#### What to work on
Within the material below, find each line bearing the word "icon" and present it.

**** Entries provided

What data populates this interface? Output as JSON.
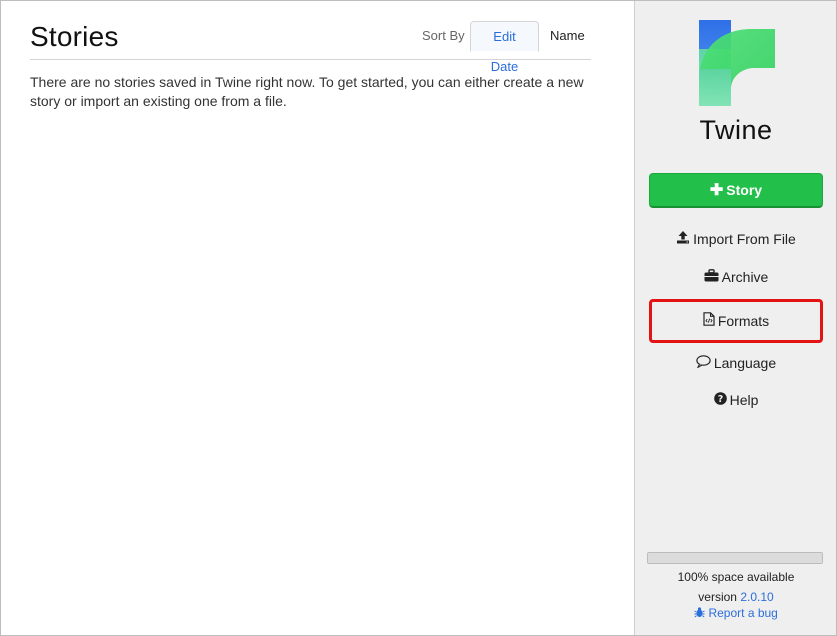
{
  "main": {
    "title": "Stories",
    "sort": {
      "label": "Sort By",
      "options": [
        "Edit Date",
        "Name"
      ],
      "active": "Edit Date"
    },
    "empty_message": "There are no stories saved in Twine right now. To get started, you can either create a new story or import an existing one from a file."
  },
  "sidebar": {
    "brand": "Twine",
    "new_story": {
      "label": "Story",
      "icon": "plus-icon"
    },
    "items": [
      {
        "label": "Import From File",
        "icon": "upload-icon"
      },
      {
        "label": "Archive",
        "icon": "briefcase-icon"
      },
      {
        "label": "Formats",
        "icon": "code-file-icon",
        "highlighted": true
      },
      {
        "label": "Language",
        "icon": "speech-bubble-icon"
      },
      {
        "label": "Help",
        "icon": "question-circle-icon"
      }
    ],
    "storage": {
      "text": "100% space available",
      "fraction_available": 1.0
    },
    "version": {
      "prefix": "version",
      "number": "2.0.10"
    },
    "report_bug": {
      "label": "Report a bug",
      "icon": "bug-icon"
    }
  },
  "colors": {
    "accent_blue": "#2a6fdb",
    "create_green": "#22c04a",
    "highlight_red": "#e41313",
    "sidebar_bg": "#efefef"
  }
}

********

#### The response
      "icon": "plus-icon"
        "icon": "upload-icon"
        "icon": "briefcase-icon"
        "icon": "code-file-icon",
        "icon": "speech-bubble-icon"
        "icon": "question-circle-icon"
      "icon": "bug-icon"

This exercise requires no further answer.